*EXERCISE INSTRUCTIONS*
Reproduce the listing below verbatim.
** START DATA ENTRIES **
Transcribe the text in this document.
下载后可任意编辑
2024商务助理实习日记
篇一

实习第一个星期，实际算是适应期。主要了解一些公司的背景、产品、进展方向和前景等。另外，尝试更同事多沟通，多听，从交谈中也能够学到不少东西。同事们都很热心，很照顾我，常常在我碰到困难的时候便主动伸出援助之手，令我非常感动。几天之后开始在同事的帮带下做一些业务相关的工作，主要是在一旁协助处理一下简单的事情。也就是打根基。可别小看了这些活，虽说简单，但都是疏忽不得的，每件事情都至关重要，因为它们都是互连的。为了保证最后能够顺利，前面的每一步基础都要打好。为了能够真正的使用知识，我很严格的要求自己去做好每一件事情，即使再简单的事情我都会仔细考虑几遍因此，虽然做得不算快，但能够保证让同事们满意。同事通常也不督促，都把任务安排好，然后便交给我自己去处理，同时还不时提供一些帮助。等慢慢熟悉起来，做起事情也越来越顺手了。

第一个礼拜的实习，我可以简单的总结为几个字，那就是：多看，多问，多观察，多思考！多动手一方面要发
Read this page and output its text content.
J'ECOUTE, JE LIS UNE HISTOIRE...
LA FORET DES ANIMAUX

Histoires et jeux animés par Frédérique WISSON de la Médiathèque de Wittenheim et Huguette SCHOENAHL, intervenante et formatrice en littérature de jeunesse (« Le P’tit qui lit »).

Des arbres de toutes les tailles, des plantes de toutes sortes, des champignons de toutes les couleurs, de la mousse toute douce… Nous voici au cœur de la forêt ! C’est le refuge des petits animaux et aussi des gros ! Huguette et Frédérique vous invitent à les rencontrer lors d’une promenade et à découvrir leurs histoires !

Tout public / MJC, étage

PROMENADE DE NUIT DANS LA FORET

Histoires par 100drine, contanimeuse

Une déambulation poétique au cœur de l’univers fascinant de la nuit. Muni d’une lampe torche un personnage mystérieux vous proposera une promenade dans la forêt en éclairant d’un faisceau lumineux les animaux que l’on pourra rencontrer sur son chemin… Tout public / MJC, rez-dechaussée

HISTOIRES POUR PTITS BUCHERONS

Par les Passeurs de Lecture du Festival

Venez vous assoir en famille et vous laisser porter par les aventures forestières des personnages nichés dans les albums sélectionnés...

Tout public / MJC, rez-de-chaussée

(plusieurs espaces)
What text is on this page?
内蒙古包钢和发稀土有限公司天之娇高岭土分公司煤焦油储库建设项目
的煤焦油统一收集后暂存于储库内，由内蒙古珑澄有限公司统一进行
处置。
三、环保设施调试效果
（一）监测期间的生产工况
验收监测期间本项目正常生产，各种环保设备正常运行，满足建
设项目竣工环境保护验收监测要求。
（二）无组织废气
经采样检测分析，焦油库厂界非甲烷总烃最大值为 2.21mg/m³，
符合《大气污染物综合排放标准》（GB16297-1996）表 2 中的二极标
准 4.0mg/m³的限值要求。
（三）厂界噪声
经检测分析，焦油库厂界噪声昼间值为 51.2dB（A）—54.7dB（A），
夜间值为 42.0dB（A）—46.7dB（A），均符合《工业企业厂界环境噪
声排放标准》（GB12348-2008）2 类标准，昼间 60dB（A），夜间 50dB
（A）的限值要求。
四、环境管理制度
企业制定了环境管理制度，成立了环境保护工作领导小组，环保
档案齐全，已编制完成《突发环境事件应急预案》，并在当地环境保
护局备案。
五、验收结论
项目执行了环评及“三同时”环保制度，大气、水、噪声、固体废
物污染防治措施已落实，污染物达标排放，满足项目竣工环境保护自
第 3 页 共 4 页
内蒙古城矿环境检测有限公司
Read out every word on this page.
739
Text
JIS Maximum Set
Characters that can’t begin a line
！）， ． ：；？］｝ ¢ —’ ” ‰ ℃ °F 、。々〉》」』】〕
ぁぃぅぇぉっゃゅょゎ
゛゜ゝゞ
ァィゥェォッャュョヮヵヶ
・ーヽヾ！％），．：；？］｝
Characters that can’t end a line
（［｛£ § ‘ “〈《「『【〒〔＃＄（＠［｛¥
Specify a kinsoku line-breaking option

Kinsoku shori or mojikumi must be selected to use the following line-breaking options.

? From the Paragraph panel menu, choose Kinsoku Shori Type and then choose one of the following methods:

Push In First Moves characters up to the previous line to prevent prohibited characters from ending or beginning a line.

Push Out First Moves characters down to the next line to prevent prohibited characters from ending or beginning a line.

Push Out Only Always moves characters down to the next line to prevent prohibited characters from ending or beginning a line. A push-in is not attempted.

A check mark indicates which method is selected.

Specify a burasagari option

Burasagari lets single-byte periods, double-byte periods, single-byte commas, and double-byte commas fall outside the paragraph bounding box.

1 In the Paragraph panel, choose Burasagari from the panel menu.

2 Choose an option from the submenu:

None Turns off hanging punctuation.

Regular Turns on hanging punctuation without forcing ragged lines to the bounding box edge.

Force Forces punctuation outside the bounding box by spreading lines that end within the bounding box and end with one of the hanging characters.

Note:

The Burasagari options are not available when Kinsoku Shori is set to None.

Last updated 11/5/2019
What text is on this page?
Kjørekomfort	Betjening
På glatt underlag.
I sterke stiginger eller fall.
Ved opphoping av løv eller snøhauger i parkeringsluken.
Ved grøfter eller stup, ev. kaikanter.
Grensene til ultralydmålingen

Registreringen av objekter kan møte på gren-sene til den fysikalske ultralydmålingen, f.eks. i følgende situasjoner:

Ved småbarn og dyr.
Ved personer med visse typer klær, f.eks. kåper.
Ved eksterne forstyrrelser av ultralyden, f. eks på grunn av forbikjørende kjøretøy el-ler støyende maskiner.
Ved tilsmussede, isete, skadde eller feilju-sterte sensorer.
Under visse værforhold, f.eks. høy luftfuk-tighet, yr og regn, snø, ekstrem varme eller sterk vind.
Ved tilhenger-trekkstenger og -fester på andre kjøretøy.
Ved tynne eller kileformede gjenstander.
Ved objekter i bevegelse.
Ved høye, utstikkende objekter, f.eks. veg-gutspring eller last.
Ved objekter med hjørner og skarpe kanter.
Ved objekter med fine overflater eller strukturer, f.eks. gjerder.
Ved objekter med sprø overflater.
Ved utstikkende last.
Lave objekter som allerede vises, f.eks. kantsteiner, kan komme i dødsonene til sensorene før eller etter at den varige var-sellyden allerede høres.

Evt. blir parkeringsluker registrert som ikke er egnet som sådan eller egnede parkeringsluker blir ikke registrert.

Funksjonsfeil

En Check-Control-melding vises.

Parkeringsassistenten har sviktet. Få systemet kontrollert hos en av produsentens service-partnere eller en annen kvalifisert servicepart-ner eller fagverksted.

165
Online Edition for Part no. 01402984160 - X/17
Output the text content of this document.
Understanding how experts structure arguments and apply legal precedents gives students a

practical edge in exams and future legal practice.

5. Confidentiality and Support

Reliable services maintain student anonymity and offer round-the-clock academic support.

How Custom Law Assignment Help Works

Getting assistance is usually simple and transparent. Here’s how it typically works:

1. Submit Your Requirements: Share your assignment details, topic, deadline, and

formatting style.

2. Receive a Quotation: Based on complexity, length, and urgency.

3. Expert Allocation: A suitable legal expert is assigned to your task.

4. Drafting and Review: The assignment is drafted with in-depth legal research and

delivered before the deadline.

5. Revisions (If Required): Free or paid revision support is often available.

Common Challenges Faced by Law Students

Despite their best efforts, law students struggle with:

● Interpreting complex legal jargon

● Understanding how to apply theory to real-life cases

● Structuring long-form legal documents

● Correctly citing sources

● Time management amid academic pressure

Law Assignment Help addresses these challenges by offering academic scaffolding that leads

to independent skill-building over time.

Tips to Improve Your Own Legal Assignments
** END DATA ENTRIES **
*EXPECTED ANSWER*
Transcribe the text in this document.
下载后可任意编辑
2024商务助理实习日记
篇一

实习第一个星期，实际算是适应期。主要了解一些公司的背景、产品、进展方向和前景等。另外，尝试更同事多沟通，多听，从交谈中也能够学到不少东西。同事们都很热心，很照顾我，常常在我碰到困难的时候便主动伸出援助之手，令我非常感动。几天之后开始在同事的帮带下做一些业务相关的工作，主要是在一旁协助处理一下简单的事情。也就是打根基。可别小看了这些活，虽说简单，但都是疏忽不得的，每件事情都至关重要，因为它们都是互连的。为了保证最后能够顺利，前面的每一步基础都要打好。为了能够真正的使用知识，我很严格的要求自己去做好每一件事情，即使再简单的事情我都会仔细考虑几遍因此，虽然做得不算快，但能够保证让同事们满意。同事通常也不督促，都把任务安排好，然后便交给我自己去处理，同时还不时提供一些帮助。等慢慢熟悉起来，做起事情也越来越顺手了。

第一个礼拜的实习，我可以简单的总结为几个字，那就是：多看，多问，多观察，多思考！多动手一方面要发
Read this page and output its text content.
J'ECOUTE, JE LIS UNE HISTOIRE...
LA FORET DES ANIMAUX

Histoires et jeux animés par Frédérique WISSON de la Médiathèque de Wittenheim et Huguette SCHOENAHL, intervenante et formatrice en littérature de jeunesse (« Le P’tit qui lit »).

Des arbres de toutes les tailles, des plantes de toutes sortes, des champignons de toutes les couleurs, de la mousse toute douce… Nous voici au cœur de la forêt ! C’est le refuge des petits animaux et aussi des gros ! Huguette et Frédérique vous invitent à les rencontrer lors d’une promenade et à découvrir leurs histoires !

Tout public / MJC, étage

PROMENADE DE NUIT DANS LA FORET

Histoires par 100drine, contanimeuse

Une déambulation poétique au cœur de l’univers fascinant de la nuit. Muni d’une lampe torche un personnage mystérieux vous proposera une promenade dans la forêt en éclairant d’un faisceau lumineux les animaux que l’on pourra rencontrer sur son chemin… Tout public / MJC, rez-dechaussée

HISTOIRES POUR PTITS BUCHERONS

Par les Passeurs de Lecture du Festival

Venez vous assoir en famille et vous laisser porter par les aventures forestières des personnages nichés dans les albums sélectionnés...

Tout public / MJC, rez-de-chaussée

(plusieurs espaces)
What text is on this page?
内蒙古包钢和发稀土有限公司天之娇高岭土分公司煤焦油储库建设项目
的煤焦油统一收集后暂存于储库内，由内蒙古珑澄有限公司统一进行
处置。
三、环保设施调试效果
（一）监测期间的生产工况
验收监测期间本项目正常生产，各种环保设备正常运行，满足建
设项目竣工环境保护验收监测要求。
（二）无组织废气
经采样检测分析，焦油库厂界非甲烷总烃最大值为 2.21mg/m³，
符合《大气污染物综合排放标准》（GB16297-1996）表 2 中的二极标
准 4.0mg/m³的限值要求。
（三）厂界噪声
经检测分析，焦油库厂界噪声昼间值为 51.2dB（A）—54.7dB（A），
夜间值为 42.0dB（A）—46.7dB（A），均符合《工业企业厂界环境噪
声排放标准》（GB12348-2008）2 类标准，昼间 60dB（A），夜间 50dB
（A）的限值要求。
四、环境管理制度
企业制定了环境管理制度，成立了环境保护工作领导小组，环保
档案齐全，已编制完成《突发环境事件应急预案》，并在当地环境保
护局备案。
五、验收结论
项目执行了环评及“三同时”环保制度，大气、水、噪声、固体废
物污染防治措施已落实，污染物达标排放，满足项目竣工环境保护自
第 3 页 共 4 页
内蒙古城矿环境检测有限公司
Read out every word on this page.
739
Text
JIS Maximum Set
Characters that can’t begin a line
！）， ． ：；？］｝ ¢ —’ ” ‰ ℃ °F 、。々〉》」』】〕
ぁぃぅぇぉっゃゅょゎ
゛゜ゝゞ
ァィゥェォッャュョヮヵヶ
・ーヽヾ！％），．：；？］｝
Characters that can’t end a line
（［｛£ § ‘ “〈《「『【〒〔＃＄（＠［｛¥
Specify a kinsoku line-breaking option

Kinsoku shori or mojikumi must be selected to use the following line-breaking options.

? From the Paragraph panel menu, choose Kinsoku Shori Type and then choose one of the following methods:

Push In First Moves characters up to the previous line to prevent prohibited characters from ending or beginning a line.

Push Out First Moves characters down to the next line to prevent prohibited characters from ending or beginning a line.

Push Out Only Always moves characters down to the next line to prevent prohibited characters from ending or beginning a line. A push-in is not attempted.

A check mark indicates which method is selected.

Specify a burasagari option

Burasagari lets single-byte periods, double-byte periods, single-byte commas, and double-byte commas fall outside the paragraph bounding box.

1 In the Paragraph panel, choose Burasagari from the panel menu.

2 Choose an option from the submenu:

None Turns off hanging punctuation.

Regular Turns on hanging punctuation without forcing ragged lines to the bounding box edge.

Force Forces punctuation outside the bounding box by spreading lines that end within the bounding box and end with one of the hanging characters.

Note:

The Burasagari options are not available when Kinsoku Shori is set to None.

Last updated 11/5/2019
What text is on this page?
Kjørekomfort	Betjening
På glatt underlag.
I sterke stiginger eller fall.
Ved opphoping av løv eller snøhauger i parkeringsluken.
Ved grøfter eller stup, ev. kaikanter.
Grensene til ultralydmålingen

Registreringen av objekter kan møte på gren-sene til den fysikalske ultralydmålingen, f.eks. i følgende situasjoner:

Ved småbarn og dyr.
Ved personer med visse typer klær, f.eks. kåper.
Ved eksterne forstyrrelser av ultralyden, f. eks på grunn av forbikjørende kjøretøy el-ler støyende maskiner.
Ved tilsmussede, isete, skadde eller feilju-sterte sensorer.
Under visse værforhold, f.eks. høy luftfuk-tighet, yr og regn, snø, ekstrem varme eller sterk vind.
Ved tilhenger-trekkstenger og -fester på andre kjøretøy.
Ved tynne eller kileformede gjenstander.
Ved objekter i bevegelse.
Ved høye, utstikkende objekter, f.eks. veg-gutspring eller last.
Ved objekter med hjørner og skarpe kanter.
Ved objekter med fine overflater eller strukturer, f.eks. gjerder.
Ved objekter med sprø overflater.
Ved utstikkende last.
Lave objekter som allerede vises, f.eks. kantsteiner, kan komme i dødsonene til sensorene før eller etter at den varige var-sellyden allerede høres.

Evt. blir parkeringsluker registrert som ikke er egnet som sådan eller egnede parkeringsluker blir ikke registrert.

Funksjonsfeil

En Check-Control-melding vises.

Parkeringsassistenten har sviktet. Få systemet kontrollert hos en av produsentens service-partnere eller en annen kvalifisert servicepart-ner eller fagverksted.

165
Online Edition for Part no. 01402984160 - X/17
Output the text content of this document.
Understanding how experts structure arguments and apply legal precedents gives students a

practical edge in exams and future legal practice.

5. Confidentiality and Support

Reliable services maintain student anonymity and offer round-the-clock academic support.

How Custom Law Assignment Help Works

Getting assistance is usually simple and transparent. Here’s how it typically works:

1. Submit Your Requirements: Share your assignment details, topic, deadline, and

formatting style.

2. Receive a Quotation: Based on complexity, length, and urgency.

3. Expert Allocation: A suitable legal expert is assigned to your task.

4. Drafting and Review: The assignment is drafted with in-depth legal research and

delivered before the deadline.

5. Revisions (If Required): Free or paid revision support is often available.

Common Challenges Faced by Law Students

Despite their best efforts, law students struggle with:

● Interpreting complex legal jargon

● Understanding how to apply theory to real-life cases

● Structuring long-form legal documents

● Correctly citing sources

● Time management amid academic pressure

Law Assignment Help addresses these challenges by offering academic scaffolding that leads

to independent skill-building over time.

Tips to Improve Your Own Legal Assignments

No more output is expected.